### Task details
Go through the records and extract every line with the word "What".

[A run of records]
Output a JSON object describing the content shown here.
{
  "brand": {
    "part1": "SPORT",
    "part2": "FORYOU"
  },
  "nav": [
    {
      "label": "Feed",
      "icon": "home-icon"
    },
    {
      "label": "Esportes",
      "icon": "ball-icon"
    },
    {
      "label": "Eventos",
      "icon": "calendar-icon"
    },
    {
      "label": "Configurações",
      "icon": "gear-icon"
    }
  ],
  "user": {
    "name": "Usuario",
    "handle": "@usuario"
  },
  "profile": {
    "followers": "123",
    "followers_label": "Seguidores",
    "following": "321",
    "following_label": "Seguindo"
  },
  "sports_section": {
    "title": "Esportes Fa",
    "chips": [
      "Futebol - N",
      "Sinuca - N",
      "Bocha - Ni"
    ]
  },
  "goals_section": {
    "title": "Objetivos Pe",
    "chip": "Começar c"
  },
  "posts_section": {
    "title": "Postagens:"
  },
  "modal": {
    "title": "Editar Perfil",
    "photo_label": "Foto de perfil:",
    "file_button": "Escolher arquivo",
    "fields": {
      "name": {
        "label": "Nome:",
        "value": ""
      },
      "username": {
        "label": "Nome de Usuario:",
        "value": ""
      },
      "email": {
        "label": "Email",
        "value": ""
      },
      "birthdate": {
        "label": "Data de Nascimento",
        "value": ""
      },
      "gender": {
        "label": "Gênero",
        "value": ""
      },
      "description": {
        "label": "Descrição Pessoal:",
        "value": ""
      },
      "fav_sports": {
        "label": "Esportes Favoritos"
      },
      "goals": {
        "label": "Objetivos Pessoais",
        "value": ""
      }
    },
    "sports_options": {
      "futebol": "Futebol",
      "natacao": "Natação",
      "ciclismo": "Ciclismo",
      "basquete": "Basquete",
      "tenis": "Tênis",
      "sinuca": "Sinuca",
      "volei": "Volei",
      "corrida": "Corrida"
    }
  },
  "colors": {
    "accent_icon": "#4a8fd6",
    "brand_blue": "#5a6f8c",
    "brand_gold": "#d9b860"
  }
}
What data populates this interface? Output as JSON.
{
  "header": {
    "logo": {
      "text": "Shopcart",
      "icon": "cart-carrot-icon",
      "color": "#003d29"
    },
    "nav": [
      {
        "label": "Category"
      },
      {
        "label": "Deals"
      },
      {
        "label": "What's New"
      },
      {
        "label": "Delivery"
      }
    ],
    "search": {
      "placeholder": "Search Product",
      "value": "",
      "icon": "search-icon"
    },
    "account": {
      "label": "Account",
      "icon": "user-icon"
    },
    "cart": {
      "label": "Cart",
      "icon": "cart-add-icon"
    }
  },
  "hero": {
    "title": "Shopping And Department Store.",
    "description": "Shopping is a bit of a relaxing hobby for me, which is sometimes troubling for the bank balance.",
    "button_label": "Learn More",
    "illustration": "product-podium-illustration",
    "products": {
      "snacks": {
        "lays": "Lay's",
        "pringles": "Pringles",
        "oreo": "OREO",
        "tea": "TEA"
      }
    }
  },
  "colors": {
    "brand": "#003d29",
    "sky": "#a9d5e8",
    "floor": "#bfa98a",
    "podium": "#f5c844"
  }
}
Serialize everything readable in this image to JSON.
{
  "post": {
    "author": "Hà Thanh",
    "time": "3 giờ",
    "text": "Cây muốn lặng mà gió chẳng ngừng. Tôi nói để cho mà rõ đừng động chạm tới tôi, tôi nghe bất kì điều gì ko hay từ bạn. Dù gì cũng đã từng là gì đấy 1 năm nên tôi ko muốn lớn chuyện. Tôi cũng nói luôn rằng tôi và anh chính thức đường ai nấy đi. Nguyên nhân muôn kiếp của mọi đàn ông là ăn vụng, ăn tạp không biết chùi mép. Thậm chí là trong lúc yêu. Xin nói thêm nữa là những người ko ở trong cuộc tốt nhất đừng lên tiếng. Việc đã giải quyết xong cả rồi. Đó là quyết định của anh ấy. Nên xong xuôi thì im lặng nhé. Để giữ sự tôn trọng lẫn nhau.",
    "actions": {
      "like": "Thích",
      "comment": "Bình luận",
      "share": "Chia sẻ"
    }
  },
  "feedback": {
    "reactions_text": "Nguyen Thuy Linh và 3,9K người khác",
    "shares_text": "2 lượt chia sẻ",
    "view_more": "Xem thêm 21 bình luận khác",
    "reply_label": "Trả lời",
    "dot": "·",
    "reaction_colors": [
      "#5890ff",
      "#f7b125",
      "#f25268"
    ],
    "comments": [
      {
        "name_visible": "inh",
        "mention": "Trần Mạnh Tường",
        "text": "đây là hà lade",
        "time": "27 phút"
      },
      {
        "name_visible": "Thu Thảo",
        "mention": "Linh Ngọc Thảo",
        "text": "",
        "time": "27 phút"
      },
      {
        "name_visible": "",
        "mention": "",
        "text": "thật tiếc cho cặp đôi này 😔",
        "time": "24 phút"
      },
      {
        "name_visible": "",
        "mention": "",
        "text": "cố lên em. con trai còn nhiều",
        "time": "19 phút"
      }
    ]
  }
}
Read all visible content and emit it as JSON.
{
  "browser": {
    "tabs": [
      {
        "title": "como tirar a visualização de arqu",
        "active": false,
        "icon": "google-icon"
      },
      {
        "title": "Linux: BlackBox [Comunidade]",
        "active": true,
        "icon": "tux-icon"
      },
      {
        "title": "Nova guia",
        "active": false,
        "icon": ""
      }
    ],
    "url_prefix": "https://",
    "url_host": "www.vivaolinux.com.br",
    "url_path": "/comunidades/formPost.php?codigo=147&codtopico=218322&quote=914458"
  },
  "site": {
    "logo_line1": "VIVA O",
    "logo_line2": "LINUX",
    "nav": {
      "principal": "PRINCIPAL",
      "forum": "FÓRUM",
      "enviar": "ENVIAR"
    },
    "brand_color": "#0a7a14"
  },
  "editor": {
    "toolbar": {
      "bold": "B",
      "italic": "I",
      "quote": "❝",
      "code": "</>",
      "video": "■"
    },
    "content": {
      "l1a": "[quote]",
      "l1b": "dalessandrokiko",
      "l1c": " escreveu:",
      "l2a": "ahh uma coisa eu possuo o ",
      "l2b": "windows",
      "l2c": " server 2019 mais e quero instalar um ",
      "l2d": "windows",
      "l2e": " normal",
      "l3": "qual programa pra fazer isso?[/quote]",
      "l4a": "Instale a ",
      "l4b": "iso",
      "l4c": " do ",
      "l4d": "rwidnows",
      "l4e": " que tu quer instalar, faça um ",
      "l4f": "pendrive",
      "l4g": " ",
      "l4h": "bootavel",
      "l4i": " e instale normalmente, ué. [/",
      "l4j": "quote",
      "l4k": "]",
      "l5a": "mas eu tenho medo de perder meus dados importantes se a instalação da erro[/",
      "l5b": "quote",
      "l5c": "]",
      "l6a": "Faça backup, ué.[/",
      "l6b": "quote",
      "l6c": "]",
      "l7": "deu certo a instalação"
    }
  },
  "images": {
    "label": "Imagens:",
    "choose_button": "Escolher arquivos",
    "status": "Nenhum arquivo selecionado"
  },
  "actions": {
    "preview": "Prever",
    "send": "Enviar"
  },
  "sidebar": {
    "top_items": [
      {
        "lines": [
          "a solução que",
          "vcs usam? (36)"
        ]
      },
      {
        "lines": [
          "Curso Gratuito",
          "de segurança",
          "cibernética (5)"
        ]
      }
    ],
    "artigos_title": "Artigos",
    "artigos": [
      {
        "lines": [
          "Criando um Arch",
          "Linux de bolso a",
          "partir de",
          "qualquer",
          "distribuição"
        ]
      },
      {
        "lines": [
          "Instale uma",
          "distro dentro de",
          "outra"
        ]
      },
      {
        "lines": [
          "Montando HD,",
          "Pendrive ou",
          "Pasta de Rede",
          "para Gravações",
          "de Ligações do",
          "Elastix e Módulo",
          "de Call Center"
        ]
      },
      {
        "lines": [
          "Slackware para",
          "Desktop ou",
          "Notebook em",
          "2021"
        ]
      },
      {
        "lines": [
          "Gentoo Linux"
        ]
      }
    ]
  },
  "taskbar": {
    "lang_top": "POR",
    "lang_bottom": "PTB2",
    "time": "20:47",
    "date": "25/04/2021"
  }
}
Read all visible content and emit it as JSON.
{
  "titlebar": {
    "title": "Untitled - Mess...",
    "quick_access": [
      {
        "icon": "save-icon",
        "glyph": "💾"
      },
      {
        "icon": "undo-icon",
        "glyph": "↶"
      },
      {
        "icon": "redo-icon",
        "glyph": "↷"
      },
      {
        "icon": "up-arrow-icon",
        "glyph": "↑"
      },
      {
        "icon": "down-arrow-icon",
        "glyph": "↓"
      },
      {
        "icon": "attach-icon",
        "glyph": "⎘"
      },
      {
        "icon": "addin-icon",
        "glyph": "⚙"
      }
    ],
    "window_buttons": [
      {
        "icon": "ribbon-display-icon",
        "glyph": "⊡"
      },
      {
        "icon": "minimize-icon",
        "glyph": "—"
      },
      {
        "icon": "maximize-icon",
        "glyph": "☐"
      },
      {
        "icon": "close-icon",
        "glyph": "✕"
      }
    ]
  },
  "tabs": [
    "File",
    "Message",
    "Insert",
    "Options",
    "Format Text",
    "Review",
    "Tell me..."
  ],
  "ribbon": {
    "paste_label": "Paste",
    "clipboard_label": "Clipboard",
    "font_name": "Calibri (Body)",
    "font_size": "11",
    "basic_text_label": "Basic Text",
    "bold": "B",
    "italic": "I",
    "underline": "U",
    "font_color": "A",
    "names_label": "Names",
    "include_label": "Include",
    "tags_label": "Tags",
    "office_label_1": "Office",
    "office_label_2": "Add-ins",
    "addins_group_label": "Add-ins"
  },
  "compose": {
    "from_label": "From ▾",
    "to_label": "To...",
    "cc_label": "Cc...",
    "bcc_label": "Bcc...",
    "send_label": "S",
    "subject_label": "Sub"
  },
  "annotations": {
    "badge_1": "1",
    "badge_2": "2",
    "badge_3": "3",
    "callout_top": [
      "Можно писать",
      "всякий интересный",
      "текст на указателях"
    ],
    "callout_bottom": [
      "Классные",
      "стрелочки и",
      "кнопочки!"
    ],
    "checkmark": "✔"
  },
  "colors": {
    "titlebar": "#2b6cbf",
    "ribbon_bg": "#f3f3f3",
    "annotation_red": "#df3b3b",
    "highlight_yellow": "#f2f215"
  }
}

### Full answer
What data populates this interface? Output as JSON.
        "label": "What's New"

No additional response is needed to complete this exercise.